> **The task**
Every record must be repeated exactly; omit any pictures they contain.

* start Data for this exercise *

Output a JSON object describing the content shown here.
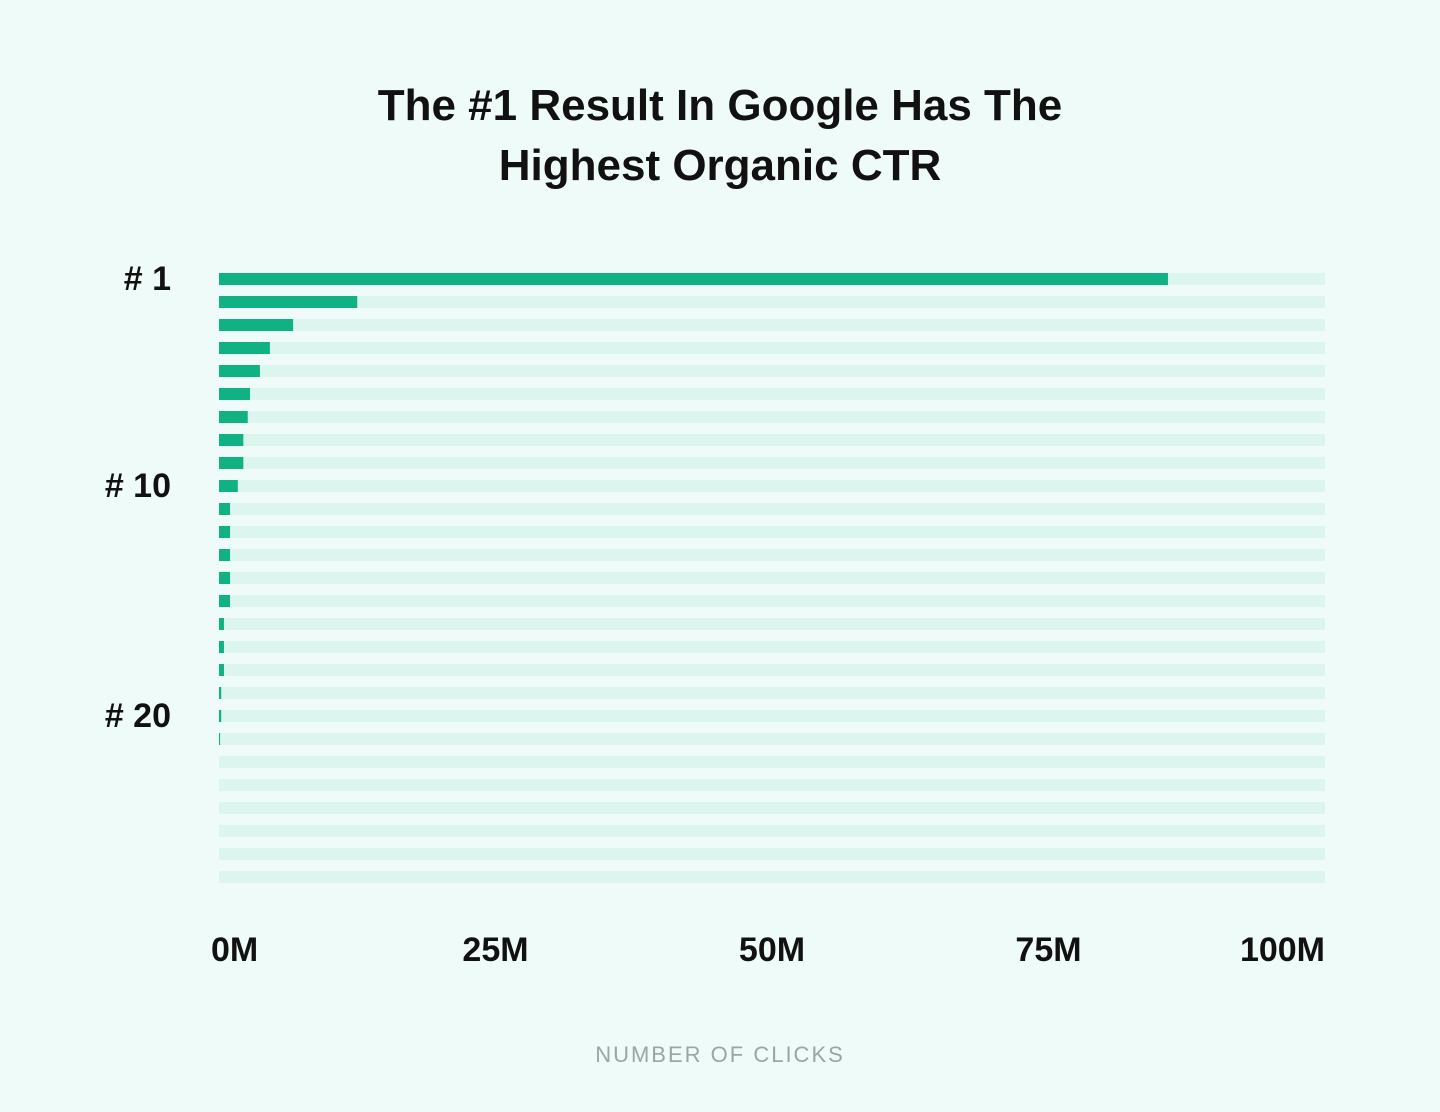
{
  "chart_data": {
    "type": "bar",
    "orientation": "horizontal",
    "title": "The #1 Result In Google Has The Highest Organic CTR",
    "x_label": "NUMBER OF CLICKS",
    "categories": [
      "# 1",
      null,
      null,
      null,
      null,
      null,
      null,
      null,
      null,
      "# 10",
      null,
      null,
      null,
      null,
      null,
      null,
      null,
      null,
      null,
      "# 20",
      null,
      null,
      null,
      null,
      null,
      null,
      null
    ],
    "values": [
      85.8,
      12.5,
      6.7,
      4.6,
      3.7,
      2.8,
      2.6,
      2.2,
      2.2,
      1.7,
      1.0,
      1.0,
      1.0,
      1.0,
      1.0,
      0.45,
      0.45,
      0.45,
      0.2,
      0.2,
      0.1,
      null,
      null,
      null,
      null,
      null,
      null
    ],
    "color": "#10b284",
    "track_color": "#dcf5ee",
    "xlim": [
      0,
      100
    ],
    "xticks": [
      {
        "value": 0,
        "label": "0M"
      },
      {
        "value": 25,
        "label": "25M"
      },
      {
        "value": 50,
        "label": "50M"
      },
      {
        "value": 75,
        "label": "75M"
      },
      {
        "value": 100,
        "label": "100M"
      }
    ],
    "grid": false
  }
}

* end Data for this exercise *

> **Complete output**
Output a JSON object describing the content shown here.
{
  "chart_data": {
    "type": "bar",
    "orientation": "horizontal",
    "title": "The #1 Result In Google Has The Highest Organic CTR",
    "x_label": "NUMBER OF CLICKS",
    "categories": [
      "# 1",
      null,
      null,
      null,
      null,
      null,
      null,
      null,
      null,
      "# 10",
      null,
      null,
      null,
      null,
      null,
      null,
      null,
      null,
      null,
      "# 20",
      null,
      null,
      null,
      null,
      null,
      null,
      null
    ],
    "values": [
      85.8,
      12.5,
      6.7,
      4.6,
      3.7,
      2.8,
      2.6,
      2.2,
      2.2,
      1.7,
      1.0,
      1.0,
      1.0,
      1.0,
      1.0,
      0.45,
      0.45,
      0.45,
      0.2,
      0.2,
      0.1,
      null,
      null,
      null,
      null,
      null,
      null
    ],
    "color": "#10b284",
    "track_color": "#dcf5ee",
    "xlim": [
      0,
      100
    ],
    "xticks": [
      {
        "value": 0,
        "label": "0M"
      },
      {
        "value": 25,
        "label": "25M"
      },
      {
        "value": 50,
        "label": "50M"
      },
      {
        "value": 75,
        "label": "75M"
      },
      {
        "value": 100,
        "label": "100M"
      }
    ],
    "grid": false
  }
}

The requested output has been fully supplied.